Record list:
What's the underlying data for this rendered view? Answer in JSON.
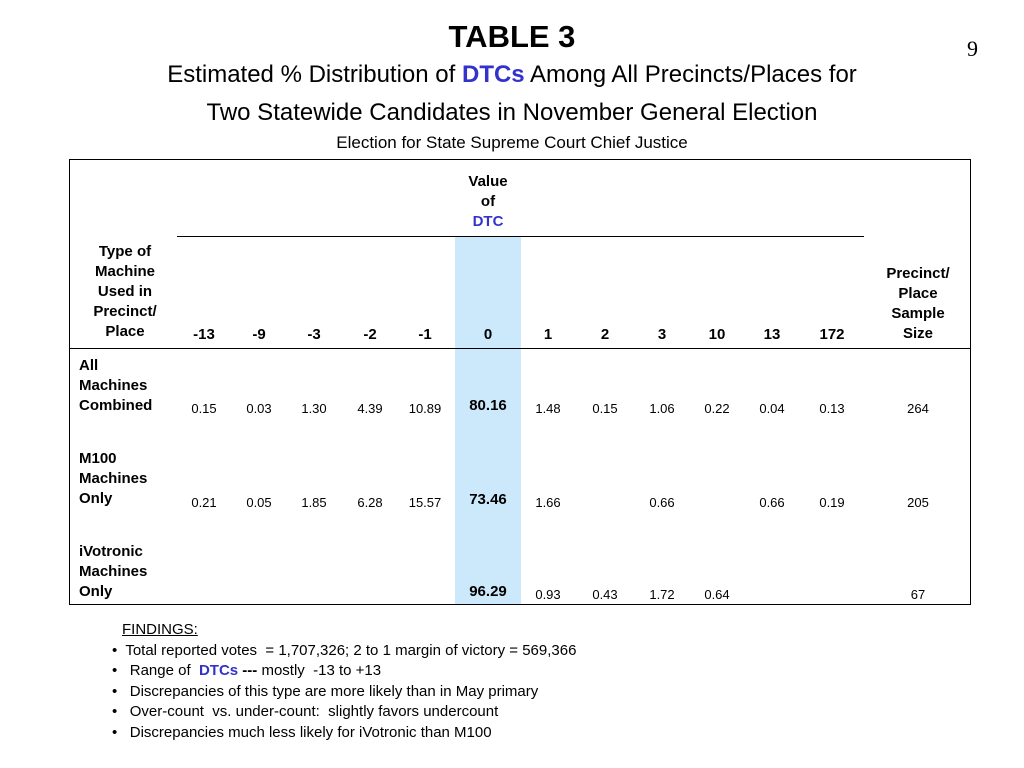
{
  "slide_number": "9",
  "title": "TABLE 3",
  "subtitle_line1_pre": "Estimated % Distribution of ",
  "subtitle_line1_highlight": "DTCs",
  "subtitle_line1_post": " Among All Precincts/Places for",
  "subtitle_line2": "Two Statewide Candidates in November General Election",
  "subtitle_line3": "Election for State Supreme Court Chief Justice",
  "table": {
    "value_header": [
      "Value",
      "of"
    ],
    "value_header_highlight": "DTC",
    "type_header": [
      "Type of",
      "Machine",
      "Used in",
      "Precinct/",
      "Place"
    ],
    "sample_header": [
      "Precinct/",
      "Place",
      "Sample",
      "Size"
    ],
    "columns": [
      "-13",
      "-9",
      "-3",
      "-2",
      "-1",
      "0",
      "1",
      "2",
      "3",
      "10",
      "13",
      "172"
    ],
    "rows": [
      {
        "label": [
          "All",
          "Machines",
          "Combined"
        ],
        "values": [
          "0.15",
          "0.03",
          "1.30",
          "4.39",
          "10.89",
          "80.16",
          "1.48",
          "0.15",
          "1.06",
          "0.22",
          "0.04",
          "0.13"
        ],
        "sample": "264"
      },
      {
        "label": [
          "M100",
          "Machines",
          "Only"
        ],
        "values": [
          "0.21",
          "0.05",
          "1.85",
          "6.28",
          "15.57",
          "73.46",
          "1.66",
          "",
          "0.66",
          "",
          "0.66",
          "0.19"
        ],
        "sample": "205"
      },
      {
        "label": [
          "iVotronic",
          "Machines",
          "Only"
        ],
        "values": [
          "",
          "",
          "",
          "",
          "",
          "96.29",
          "0.93",
          "0.43",
          "1.72",
          "0.64",
          "",
          ""
        ],
        "sample": "67"
      }
    ]
  },
  "findings": {
    "heading": "FINDINGS:",
    "item1": "•  Total reported votes  = 1,707,326; 2 to 1 margin of victory = 569,366",
    "item2_pre": "•   Range of  ",
    "item2_highlight": "DTCs",
    "item2_sep": " ---",
    "item2_post": " mostly  -13 to +13",
    "item3": "•   Discrepancies of this type are more likely than in May primary",
    "item4": "•   Over-count  vs. under-count:  slightly favors undercount",
    "item5": "•   Discrepancies much less likely for iVotronic than M100"
  },
  "colors": {
    "highlight_text": "#3333cc",
    "dtc_column_shade": "#cce8fb"
  }
}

Your objective:
Each record above should come back exactly the same, only without its pictures.

Solution for this task:
What's the underlying data for this rendered view? Answer in JSON.
{
  "slide_number": "9",
  "title": "TABLE 3",
  "subtitle_line1_pre": "Estimated % Distribution of ",
  "subtitle_line1_highlight": "DTCs",
  "subtitle_line1_post": " Among All Precincts/Places for",
  "subtitle_line2": "Two Statewide Candidates in November General Election",
  "subtitle_line3": "Election for State Supreme Court Chief Justice",
  "table": {
    "value_header": [
      "Value",
      "of"
    ],
    "value_header_highlight": "DTC",
    "type_header": [
      "Type of",
      "Machine",
      "Used in",
      "Precinct/",
      "Place"
    ],
    "sample_header": [
      "Precinct/",
      "Place",
      "Sample",
      "Size"
    ],
    "columns": [
      "-13",
      "-9",
      "-3",
      "-2",
      "-1",
      "0",
      "1",
      "2",
      "3",
      "10",
      "13",
      "172"
    ],
    "rows": [
      {
        "label": [
          "All",
          "Machines",
          "Combined"
        ],
        "values": [
          "0.15",
          "0.03",
          "1.30",
          "4.39",
          "10.89",
          "80.16",
          "1.48",
          "0.15",
          "1.06",
          "0.22",
          "0.04",
          "0.13"
        ],
        "sample": "264"
      },
      {
        "label": [
          "M100",
          "Machines",
          "Only"
        ],
        "values": [
          "0.21",
          "0.05",
          "1.85",
          "6.28",
          "15.57",
          "73.46",
          "1.66",
          "",
          "0.66",
          "",
          "0.66",
          "0.19"
        ],
        "sample": "205"
      },
      {
        "label": [
          "iVotronic",
          "Machines",
          "Only"
        ],
        "values": [
          "",
          "",
          "",
          "",
          "",
          "96.29",
          "0.93",
          "0.43",
          "1.72",
          "0.64",
          "",
          ""
        ],
        "sample": "67"
      }
    ]
  },
  "findings": {
    "heading": "FINDINGS:",
    "item1": "•  Total reported votes  = 1,707,326; 2 to 1 margin of victory = 569,366",
    "item2_pre": "•   Range of  ",
    "item2_highlight": "DTCs",
    "item2_sep": " ---",
    "item2_post": " mostly  -13 to +13",
    "item3": "•   Discrepancies of this type are more likely than in May primary",
    "item4": "•   Over-count  vs. under-count:  slightly favors undercount",
    "item5": "•   Discrepancies much less likely for iVotronic than M100"
  },
  "colors": {
    "highlight_text": "#3333cc",
    "dtc_column_shade": "#cce8fb"
  }
}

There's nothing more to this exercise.